--- START ---

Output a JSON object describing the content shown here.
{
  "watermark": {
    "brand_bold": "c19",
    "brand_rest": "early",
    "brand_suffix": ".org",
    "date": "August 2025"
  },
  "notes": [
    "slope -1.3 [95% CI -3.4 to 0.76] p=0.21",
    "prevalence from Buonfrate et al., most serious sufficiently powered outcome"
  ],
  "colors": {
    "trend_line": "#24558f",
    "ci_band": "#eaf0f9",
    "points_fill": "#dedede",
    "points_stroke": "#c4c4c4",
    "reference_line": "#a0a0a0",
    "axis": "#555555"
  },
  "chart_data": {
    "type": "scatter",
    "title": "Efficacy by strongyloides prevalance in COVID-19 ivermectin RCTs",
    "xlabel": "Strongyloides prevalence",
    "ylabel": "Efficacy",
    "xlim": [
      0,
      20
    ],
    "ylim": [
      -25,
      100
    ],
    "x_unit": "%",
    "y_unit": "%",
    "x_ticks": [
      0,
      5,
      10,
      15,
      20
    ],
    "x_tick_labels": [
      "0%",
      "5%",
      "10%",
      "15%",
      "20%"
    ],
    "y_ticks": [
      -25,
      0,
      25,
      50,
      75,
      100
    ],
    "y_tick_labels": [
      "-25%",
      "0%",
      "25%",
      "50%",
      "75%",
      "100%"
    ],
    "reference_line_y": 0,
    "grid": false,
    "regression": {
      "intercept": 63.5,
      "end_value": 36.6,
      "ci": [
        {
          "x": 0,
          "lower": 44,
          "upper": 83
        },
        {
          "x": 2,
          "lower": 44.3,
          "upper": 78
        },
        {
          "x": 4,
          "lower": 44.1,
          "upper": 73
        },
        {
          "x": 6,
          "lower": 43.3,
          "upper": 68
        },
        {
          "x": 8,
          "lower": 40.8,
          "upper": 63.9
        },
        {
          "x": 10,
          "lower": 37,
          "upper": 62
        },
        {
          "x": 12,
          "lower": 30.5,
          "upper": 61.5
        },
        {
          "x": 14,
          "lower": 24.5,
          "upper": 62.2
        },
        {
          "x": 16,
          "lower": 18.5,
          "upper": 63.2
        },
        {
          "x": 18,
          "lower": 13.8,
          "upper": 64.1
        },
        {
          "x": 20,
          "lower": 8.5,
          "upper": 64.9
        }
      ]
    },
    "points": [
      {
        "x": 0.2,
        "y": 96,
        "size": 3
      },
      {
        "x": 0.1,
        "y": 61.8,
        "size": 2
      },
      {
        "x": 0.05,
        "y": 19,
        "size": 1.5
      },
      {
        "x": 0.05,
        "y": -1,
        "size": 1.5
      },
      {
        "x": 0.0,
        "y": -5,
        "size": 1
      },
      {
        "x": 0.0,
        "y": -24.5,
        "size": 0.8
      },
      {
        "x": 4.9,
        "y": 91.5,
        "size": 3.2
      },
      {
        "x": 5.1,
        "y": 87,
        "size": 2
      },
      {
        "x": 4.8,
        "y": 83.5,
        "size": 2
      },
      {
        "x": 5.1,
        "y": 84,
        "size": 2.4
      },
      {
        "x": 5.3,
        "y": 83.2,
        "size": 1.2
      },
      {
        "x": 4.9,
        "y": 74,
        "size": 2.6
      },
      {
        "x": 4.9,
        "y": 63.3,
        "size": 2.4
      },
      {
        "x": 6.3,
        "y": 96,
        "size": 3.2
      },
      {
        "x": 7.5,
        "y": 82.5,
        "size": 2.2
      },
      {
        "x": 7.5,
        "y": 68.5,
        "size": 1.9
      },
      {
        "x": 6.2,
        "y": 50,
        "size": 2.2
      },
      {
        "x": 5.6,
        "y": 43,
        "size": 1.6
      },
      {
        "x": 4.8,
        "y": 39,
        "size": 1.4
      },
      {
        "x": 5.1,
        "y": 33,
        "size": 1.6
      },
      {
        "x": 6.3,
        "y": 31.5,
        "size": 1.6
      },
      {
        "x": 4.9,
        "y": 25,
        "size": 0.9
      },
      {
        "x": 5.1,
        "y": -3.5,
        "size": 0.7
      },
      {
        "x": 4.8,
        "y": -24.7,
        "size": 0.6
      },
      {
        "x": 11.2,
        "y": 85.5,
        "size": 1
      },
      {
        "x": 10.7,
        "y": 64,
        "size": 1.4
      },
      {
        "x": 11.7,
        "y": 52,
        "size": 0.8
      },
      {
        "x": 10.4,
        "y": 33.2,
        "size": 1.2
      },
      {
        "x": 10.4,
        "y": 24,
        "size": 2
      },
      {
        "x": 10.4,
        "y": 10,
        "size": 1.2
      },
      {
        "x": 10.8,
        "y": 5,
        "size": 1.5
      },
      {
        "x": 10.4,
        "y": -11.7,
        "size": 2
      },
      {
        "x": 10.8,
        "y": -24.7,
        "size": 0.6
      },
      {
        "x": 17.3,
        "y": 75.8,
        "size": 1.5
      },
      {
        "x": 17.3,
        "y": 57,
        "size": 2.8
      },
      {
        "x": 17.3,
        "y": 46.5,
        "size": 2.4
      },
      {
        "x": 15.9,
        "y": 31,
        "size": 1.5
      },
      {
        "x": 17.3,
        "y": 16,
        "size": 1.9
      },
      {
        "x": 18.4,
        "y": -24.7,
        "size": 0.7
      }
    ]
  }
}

--- END ---

▸ **TASK PROMPT**
Give every line of the material again, exactly as it reads.

▸ **RESULT BELOW**
Output a JSON object describing the content shown here.
{
  "watermark": {
    "brand_bold": "c19",
    "brand_rest": "early",
    "brand_suffix": ".org",
    "date": "August 2025"
  },
  "notes": [
    "slope -1.3 [95% CI -3.4 to 0.76] p=0.21",
    "prevalence from Buonfrate et al., most serious sufficiently powered outcome"
  ],
  "colors": {
    "trend_line": "#24558f",
    "ci_band": "#eaf0f9",
    "points_fill": "#dedede",
    "points_stroke": "#c4c4c4",
    "reference_line": "#a0a0a0",
    "axis": "#555555"
  },
  "chart_data": {
    "type": "scatter",
    "title": "Efficacy by strongyloides prevalance in COVID-19 ivermectin RCTs",
    "xlabel": "Strongyloides prevalence",
    "ylabel": "Efficacy",
    "xlim": [
      0,
      20
    ],
    "ylim": [
      -25,
      100
    ],
    "x_unit": "%",
    "y_unit": "%",
    "x_ticks": [
      0,
      5,
      10,
      15,
      20
    ],
    "x_tick_labels": [
      "0%",
      "5%",
      "10%",
      "15%",
      "20%"
    ],
    "y_ticks": [
      -25,
      0,
      25,
      50,
      75,
      100
    ],
    "y_tick_labels": [
      "-25%",
      "0%",
      "25%",
      "50%",
      "75%",
      "100%"
    ],
    "reference_line_y": 0,
    "grid": false,
    "regression": {
      "intercept": 63.5,
      "end_value": 36.6,
      "ci": [
        {
          "x": 0,
          "lower": 44,
          "upper": 83
        },
        {
          "x": 2,
          "lower": 44.3,
          "upper": 78
        },
        {
          "x": 4,
          "lower": 44.1,
          "upper": 73
        },
        {
          "x": 6,
          "lower": 43.3,
          "upper": 68
        },
        {
          "x": 8,
          "lower": 40.8,
          "upper": 63.9
        },
        {
          "x": 10,
          "lower": 37,
          "upper": 62
        },
        {
          "x": 12,
          "lower": 30.5,
          "upper": 61.5
        },
        {
          "x": 14,
          "lower": 24.5,
          "upper": 62.2
        },
        {
          "x": 16,
          "lower": 18.5,
          "upper": 63.2
        },
        {
          "x": 18,
          "lower": 13.8,
          "upper": 64.1
        },
        {
          "x": 20,
          "lower": 8.5,
          "upper": 64.9
        }
      ]
    },
    "points": [
      {
        "x": 0.2,
        "y": 96,
        "size": 3
      },
      {
        "x": 0.1,
        "y": 61.8,
        "size": 2
      },
      {
        "x": 0.05,
        "y": 19,
        "size": 1.5
      },
      {
        "x": 0.05,
        "y": -1,
        "size": 1.5
      },
      {
        "x": 0.0,
        "y": -5,
        "size": 1
      },
      {
        "x": 0.0,
        "y": -24.5,
        "size": 0.8
      },
      {
        "x": 4.9,
        "y": 91.5,
        "size": 3.2
      },
      {
        "x": 5.1,
        "y": 87,
        "size": 2
      },
      {
        "x": 4.8,
        "y": 83.5,
        "size": 2
      },
      {
        "x": 5.1,
        "y": 84,
        "size": 2.4
      },
      {
        "x": 5.3,
        "y": 83.2,
        "size": 1.2
      },
      {
        "x": 4.9,
        "y": 74,
        "size": 2.6
      },
      {
        "x": 4.9,
        "y": 63.3,
        "size": 2.4
      },
      {
        "x": 6.3,
        "y": 96,
        "size": 3.2
      },
      {
        "x": 7.5,
        "y": 82.5,
        "size": 2.2
      },
      {
        "x": 7.5,
        "y": 68.5,
        "size": 1.9
      },
      {
        "x": 6.2,
        "y": 50,
        "size": 2.2
      },
      {
        "x": 5.6,
        "y": 43,
        "size": 1.6
      },
      {
        "x": 4.8,
        "y": 39,
        "size": 1.4
      },
      {
        "x": 5.1,
        "y": 33,
        "size": 1.6
      },
      {
        "x": 6.3,
        "y": 31.5,
        "size": 1.6
      },
      {
        "x": 4.9,
        "y": 25,
        "size": 0.9
      },
      {
        "x": 5.1,
        "y": -3.5,
        "size": 0.7
      },
      {
        "x": 4.8,
        "y": -24.7,
        "size": 0.6
      },
      {
        "x": 11.2,
        "y": 85.5,
        "size": 1
      },
      {
        "x": 10.7,
        "y": 64,
        "size": 1.4
      },
      {
        "x": 11.7,
        "y": 52,
        "size": 0.8
      },
      {
        "x": 10.4,
        "y": 33.2,
        "size": 1.2
      },
      {
        "x": 10.4,
        "y": 24,
        "size": 2
      },
      {
        "x": 10.4,
        "y": 10,
        "size": 1.2
      },
      {
        "x": 10.8,
        "y": 5,
        "size": 1.5
      },
      {
        "x": 10.4,
        "y": -11.7,
        "size": 2
      },
      {
        "x": 10.8,
        "y": -24.7,
        "size": 0.6
      },
      {
        "x": 17.3,
        "y": 75.8,
        "size": 1.5
      },
      {
        "x": 17.3,
        "y": 57,
        "size": 2.8
      },
      {
        "x": 17.3,
        "y": 46.5,
        "size": 2.4
      },
      {
        "x": 15.9,
        "y": 31,
        "size": 1.5
      },
      {
        "x": 17.3,
        "y": 16,
        "size": 1.9
      },
      {
        "x": 18.4,
        "y": -24.7,
        "size": 0.7
      }
    ]
  }
}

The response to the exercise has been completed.